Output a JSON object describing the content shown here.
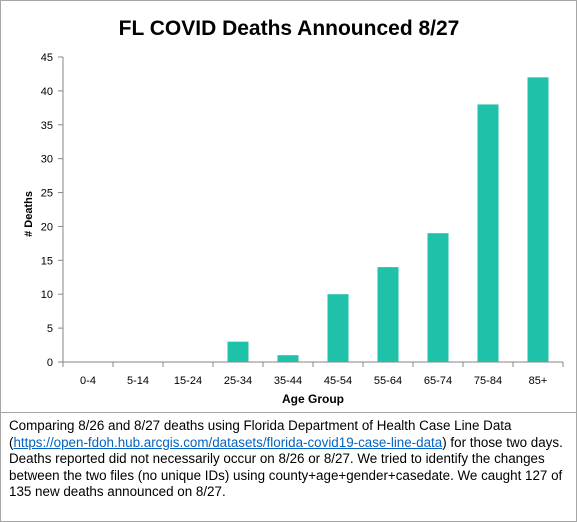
{
  "chart_data": {
    "type": "bar",
    "title": "FL COVID Deaths Announced 8/27",
    "xlabel": "Age Group",
    "ylabel": "# Deaths",
    "categories": [
      "0-4",
      "5-14",
      "15-24",
      "25-34",
      "35-44",
      "45-54",
      "55-64",
      "65-74",
      "75-84",
      "85+"
    ],
    "values": [
      0,
      0,
      0,
      3,
      1,
      10,
      14,
      19,
      38,
      42
    ],
    "ylim": [
      0,
      45
    ],
    "yticks": [
      0,
      5,
      10,
      15,
      20,
      25,
      30,
      35,
      40,
      45
    ],
    "grid": false,
    "legend": "none",
    "bar_color": "#1fc1a8"
  },
  "caption": {
    "before_link": "Comparing 8/26 and 8/27  deaths using Florida Department of Health Case Line Data (",
    "link": "https://open-fdoh.hub.arcgis.com/datasets/florida-covid19-case-line-data",
    "after_link": ") for those two days. Deaths reported did not necessarily occur on 8/26 or 8/27.  We tried to identify the changes between the two files (no unique IDs) using county+age+gender+casedate. We caught 127 of 135  new deaths announced on 8/27."
  },
  "colors": {
    "axis": "#868686",
    "text": "#000000",
    "link": "#0563c1"
  }
}
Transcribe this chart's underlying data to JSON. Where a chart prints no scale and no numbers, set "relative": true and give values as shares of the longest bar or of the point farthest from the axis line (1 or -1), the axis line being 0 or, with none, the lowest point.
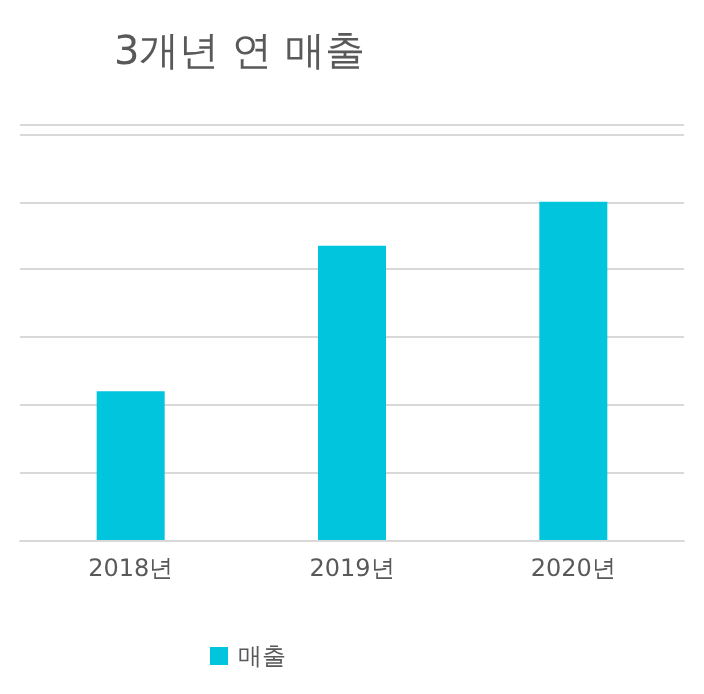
{
  "chart_data": {
    "type": "bar",
    "title": "3개년 연 매출",
    "categories": [
      "2018년",
      "2019년",
      "2020년"
    ],
    "series": [
      {
        "name": "매출",
        "color": "#00c5dc",
        "values": [
          0.44,
          0.87,
          1
        ]
      }
    ],
    "relative": true,
    "grid": "y",
    "legend": "bottom"
  }
}
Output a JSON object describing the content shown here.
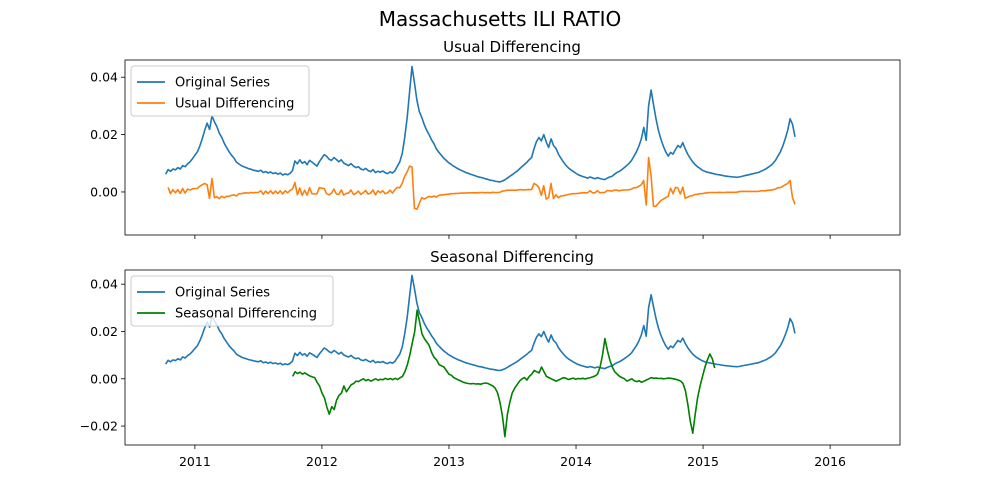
{
  "figure": {
    "suptitle": "Massachusetts ILI RATIO"
  },
  "chart_data": [
    {
      "type": "line",
      "title": "Usual Differencing",
      "ylim": [
        -0.015,
        0.046
      ],
      "xlim": [
        2010.45,
        2016.55
      ],
      "yticks": [
        0.0,
        0.02,
        0.04
      ],
      "ytick_labels": [
        "0.00",
        "0.02",
        "0.04"
      ],
      "xticks": [
        2011,
        2012,
        2013,
        2014,
        2015,
        2016
      ],
      "xtick_labels": [
        "",
        "",
        "",
        "",
        "",
        ""
      ],
      "legend": {
        "position": "top-left",
        "entries": [
          "Original Series",
          "Usual Differencing"
        ]
      },
      "series": [
        {
          "name": "Original Series",
          "color": "#1f77b4",
          "x_start": 2010.77,
          "x_step": 0.0192,
          "values": [
            0.0062,
            0.0078,
            0.0072,
            0.008,
            0.0077,
            0.0085,
            0.008,
            0.0092,
            0.0088,
            0.0098,
            0.0105,
            0.0116,
            0.0128,
            0.014,
            0.016,
            0.0185,
            0.0215,
            0.024,
            0.0218,
            0.0265,
            0.0245,
            0.0228,
            0.0205,
            0.019,
            0.017,
            0.0155,
            0.014,
            0.0128,
            0.0118,
            0.0104,
            0.0098,
            0.0092,
            0.0088,
            0.0085,
            0.0081,
            0.0079,
            0.0076,
            0.0074,
            0.0072,
            0.0076,
            0.0068,
            0.0071,
            0.0066,
            0.007,
            0.0064,
            0.0067,
            0.0062,
            0.0066,
            0.0059,
            0.0063,
            0.006,
            0.0065,
            0.0075,
            0.0108,
            0.0098,
            0.0112,
            0.01,
            0.0106,
            0.0095,
            0.011,
            0.0104,
            0.0097,
            0.009,
            0.0105,
            0.0118,
            0.013,
            0.0124,
            0.0114,
            0.011,
            0.012,
            0.0113,
            0.0105,
            0.0112,
            0.0101,
            0.0096,
            0.0092,
            0.0099,
            0.009,
            0.0085,
            0.0088,
            0.008,
            0.0077,
            0.0082,
            0.0075,
            0.0071,
            0.0078,
            0.0068,
            0.0072,
            0.0069,
            0.0073,
            0.0067,
            0.0064,
            0.007,
            0.0066,
            0.0074,
            0.009,
            0.0105,
            0.0135,
            0.019,
            0.026,
            0.035,
            0.0437,
            0.038,
            0.032,
            0.028,
            0.026,
            0.0235,
            0.0215,
            0.02,
            0.0182,
            0.0168,
            0.015,
            0.0138,
            0.0128,
            0.0118,
            0.011,
            0.0102,
            0.0096,
            0.009,
            0.0085,
            0.008,
            0.0076,
            0.0072,
            0.0068,
            0.0065,
            0.0062,
            0.0059,
            0.0056,
            0.0053,
            0.0051,
            0.0049,
            0.0046,
            0.0044,
            0.0041,
            0.004,
            0.0038,
            0.0036,
            0.0035,
            0.0038,
            0.0042,
            0.0048,
            0.0054,
            0.006,
            0.0066,
            0.0072,
            0.008,
            0.0088,
            0.0095,
            0.0103,
            0.0112,
            0.012,
            0.015,
            0.0175,
            0.019,
            0.0178,
            0.02,
            0.0175,
            0.0155,
            0.0185,
            0.0162,
            0.0152,
            0.0132,
            0.0118,
            0.0105,
            0.0094,
            0.0085,
            0.0078,
            0.0072,
            0.0066,
            0.0061,
            0.0057,
            0.0054,
            0.0051,
            0.0048,
            0.0052,
            0.0049,
            0.0046,
            0.005,
            0.0047,
            0.0045,
            0.0043,
            0.0048,
            0.0052,
            0.0055,
            0.0062,
            0.0068,
            0.0072,
            0.0078,
            0.0085,
            0.0092,
            0.01,
            0.011,
            0.0125,
            0.014,
            0.016,
            0.0185,
            0.0225,
            0.018,
            0.03,
            0.0355,
            0.0305,
            0.0255,
            0.0215,
            0.0185,
            0.016,
            0.014,
            0.0125,
            0.0138,
            0.0132,
            0.0148,
            0.0162,
            0.0155,
            0.0172,
            0.015,
            0.0132,
            0.0118,
            0.0105,
            0.0096,
            0.0088,
            0.0082,
            0.0076,
            0.0072,
            0.0069,
            0.0067,
            0.0065,
            0.0063,
            0.0061,
            0.006,
            0.0058,
            0.0056,
            0.0055,
            0.0054,
            0.0053,
            0.0052,
            0.0051,
            0.0052,
            0.0054,
            0.0056,
            0.0058,
            0.006,
            0.0062,
            0.0064,
            0.0066,
            0.0068,
            0.0072,
            0.0076,
            0.008,
            0.0086,
            0.0092,
            0.01,
            0.011,
            0.0125,
            0.014,
            0.016,
            0.0185,
            0.0215,
            0.0255,
            0.0235,
            0.0192
          ]
        },
        {
          "name": "Usual Differencing",
          "color": "#ff7f0e",
          "x_start": 2010.789,
          "x_step": 0.0192,
          "values": [
            0.0016,
            -0.0006,
            0.0008,
            -0.0003,
            0.0008,
            -0.0005,
            0.0012,
            -0.0004,
            0.001,
            0.0007,
            0.0011,
            0.0012,
            0.0012,
            0.002,
            0.0025,
            0.003,
            0.0025,
            -0.0022,
            0.0047,
            -0.002,
            -0.0017,
            -0.0023,
            -0.0015,
            -0.002,
            -0.0015,
            -0.0015,
            -0.0012,
            -0.001,
            -0.0014,
            -0.0006,
            -0.0006,
            -0.0004,
            -0.0003,
            -0.0004,
            -0.0002,
            -0.0003,
            -0.0002,
            -0.0002,
            0.0004,
            -0.0008,
            0.0003,
            -0.0005,
            0.0004,
            -0.0006,
            0.0003,
            -0.0005,
            0.0004,
            -0.0007,
            0.0004,
            -0.0003,
            0.0005,
            0.001,
            0.0033,
            -0.001,
            0.0014,
            -0.0012,
            0.0006,
            -0.0011,
            0.0015,
            -0.0006,
            -0.0007,
            -0.0007,
            0.0015,
            0.0013,
            0.0012,
            -0.0006,
            -0.001,
            -0.0004,
            0.001,
            -0.0007,
            -0.0008,
            0.0007,
            -0.0011,
            -0.0005,
            -0.0004,
            0.0007,
            -0.0009,
            -0.0005,
            0.0003,
            -0.0008,
            -0.0003,
            0.0005,
            -0.0007,
            -0.0004,
            0.0007,
            -0.001,
            0.0004,
            -0.0003,
            0.0004,
            -0.0006,
            -0.0003,
            0.0006,
            -0.0004,
            0.0008,
            0.0016,
            0.0015,
            0.003,
            0.0055,
            0.007,
            0.009,
            0.0087,
            -0.0057,
            -0.006,
            -0.004,
            -0.002,
            -0.0025,
            -0.002,
            -0.0015,
            -0.0018,
            -0.0014,
            -0.0018,
            -0.0012,
            -0.001,
            -0.001,
            -0.0008,
            -0.0008,
            -0.0006,
            -0.0006,
            -0.0005,
            -0.0005,
            -0.0004,
            -0.0004,
            -0.0004,
            -0.0003,
            -0.0003,
            -0.0003,
            -0.0003,
            -0.0003,
            -0.0002,
            -0.0002,
            -0.0003,
            -0.0002,
            -0.0003,
            -0.0001,
            -0.0002,
            -0.0002,
            -0.0001,
            0.0003,
            0.0004,
            0.0006,
            0.0006,
            0.0006,
            0.0006,
            0.0006,
            0.0008,
            0.0008,
            0.0007,
            0.0008,
            0.0009,
            0.0008,
            0.003,
            0.0025,
            0.0015,
            -0.0012,
            0.0022,
            -0.0025,
            -0.002,
            0.003,
            -0.0023,
            -0.001,
            -0.002,
            -0.0014,
            -0.0013,
            -0.0011,
            -0.0009,
            -0.0007,
            -0.0006,
            -0.0006,
            -0.0005,
            -0.0004,
            -0.0003,
            -0.0003,
            -0.0003,
            0.0004,
            -0.0003,
            -0.0003,
            0.0004,
            -0.0003,
            -0.0002,
            -0.0002,
            0.0005,
            0.0004,
            0.0003,
            0.0007,
            0.0006,
            0.0004,
            0.0006,
            0.0007,
            0.0007,
            0.0008,
            0.001,
            0.0015,
            0.0015,
            0.002,
            0.0025,
            0.004,
            -0.0045,
            0.012,
            0.0055,
            -0.005,
            -0.005,
            -0.004,
            -0.003,
            -0.0025,
            -0.002,
            -0.0015,
            0.0013,
            -0.0006,
            0.0016,
            0.0014,
            -0.0007,
            0.0017,
            -0.0022,
            -0.0018,
            -0.0014,
            -0.0013,
            -0.0009,
            -0.0008,
            -0.0006,
            -0.0006,
            -0.0004,
            -0.0003,
            -0.0002,
            -0.0002,
            -0.0002,
            -0.0002,
            -0.0001,
            -0.0002,
            -0.0002,
            -0.0001,
            -0.0001,
            -0.0001,
            -0.0001,
            -0.0001,
            0.0001,
            0.0002,
            0.0002,
            0.0002,
            0.0002,
            0.0002,
            0.0002,
            0.0002,
            0.0002,
            0.0004,
            0.0004,
            0.0004,
            0.0006,
            0.0006,
            0.0008,
            0.001,
            0.0015,
            0.0015,
            0.002,
            0.0025,
            0.003,
            0.004,
            -0.002,
            -0.0043
          ]
        }
      ]
    },
    {
      "type": "line",
      "title": "Seasonal Differencing",
      "ylim": [
        -0.028,
        0.046
      ],
      "xlim": [
        2010.45,
        2016.55
      ],
      "yticks": [
        -0.02,
        0.0,
        0.02,
        0.04
      ],
      "ytick_labels": [
        "−0.02",
        "0.00",
        "0.02",
        "0.04"
      ],
      "xticks": [
        2011,
        2012,
        2013,
        2014,
        2015,
        2016
      ],
      "xtick_labels": [
        "2011",
        "2012",
        "2013",
        "2014",
        "2015",
        "2016"
      ],
      "legend": {
        "position": "top-left",
        "entries": [
          "Original Series",
          "Seasonal Differencing"
        ]
      },
      "series": [
        {
          "name": "Original Series",
          "color": "#1f77b4",
          "x_start": 2010.77,
          "x_step": 0.0192,
          "values_ref": 0
        },
        {
          "name": "Seasonal Differencing",
          "color": "#008000",
          "x_start": 2011.77,
          "x_step": 0.0192,
          "values": [
            0.001,
            0.003,
            0.0022,
            0.0028,
            0.002,
            0.0025,
            0.0018,
            0.0012,
            0.0008,
            0.0005,
            -0.0015,
            -0.003,
            -0.006,
            -0.008,
            -0.012,
            -0.015,
            -0.0118,
            -0.013,
            -0.009,
            -0.007,
            -0.006,
            -0.003,
            -0.0055,
            -0.004,
            -0.0025,
            -0.002,
            -0.001,
            -0.0012,
            -0.0005,
            0.0,
            -0.0008,
            -0.0003,
            -0.001,
            -0.0005,
            0.0,
            -0.0006,
            -0.0002,
            -0.0004,
            0.0002,
            -0.0003,
            0.0001,
            -0.0004,
            0.0002,
            -0.0003,
            0.0004,
            0.001,
            0.003,
            0.006,
            0.01,
            0.015,
            0.02,
            0.029,
            0.024,
            0.019,
            0.017,
            0.0155,
            0.014,
            0.011,
            0.009,
            0.008,
            0.006,
            0.0055,
            0.005,
            0.0035,
            0.002,
            0.0015,
            0.0005,
            0.0,
            -0.0005,
            -0.001,
            -0.0015,
            -0.0018,
            -0.002,
            -0.0021,
            -0.002,
            -0.0022,
            -0.0021,
            -0.0023,
            -0.002,
            -0.0018,
            -0.002,
            -0.0025,
            -0.003,
            -0.004,
            -0.006,
            -0.01,
            -0.016,
            -0.0245,
            -0.015,
            -0.01,
            -0.006,
            -0.004,
            -0.0025,
            -0.001,
            0.0,
            0.0005,
            -0.0005,
            0.001,
            0.002,
            0.0035,
            0.003,
            0.0025,
            0.005,
            0.003,
            0.001,
            0.0005,
            0.0,
            -0.0005,
            -0.001,
            -0.0005,
            0.0,
            0.0005,
            0.0002,
            -0.0003,
            0.0,
            0.0003,
            -0.0002,
            0.0001,
            0.0,
            0.0002,
            -0.0001,
            0.0003,
            0.0005,
            0.0008,
            0.0012,
            0.002,
            0.005,
            0.01,
            0.017,
            0.012,
            0.008,
            0.005,
            0.003,
            0.002,
            0.001,
            0.0005,
            0.0,
            -0.001,
            -0.0005,
            0.0,
            -0.0008,
            -0.0012,
            -0.0008,
            -0.0015,
            -0.001,
            -0.0005,
            0.0,
            0.0005,
            0.0002,
            0.0003,
            0.0001,
            0.0002,
            0.0,
            0.0001,
            0.0003,
            0.0002,
            0.0,
            -0.0002,
            -0.0005,
            -0.001,
            -0.002,
            -0.005,
            -0.011,
            -0.018,
            -0.023,
            -0.015,
            -0.008,
            -0.003,
            0.001,
            0.005,
            0.008,
            0.0105,
            0.0085,
            0.0045
          ]
        }
      ]
    }
  ]
}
^^^^
*Problem to solve*
Go through the listing above and list every line that has the word "none".

*Final result*
    "legend": "none",
Transcribe this chart's underlying data to JSON. Where a chart prints no scale and no numbers, set "relative": true and give values as shares of the longest bar or of the point farthest from the axis line (1 or -1), the axis line being 0 or, with none, the lowest point.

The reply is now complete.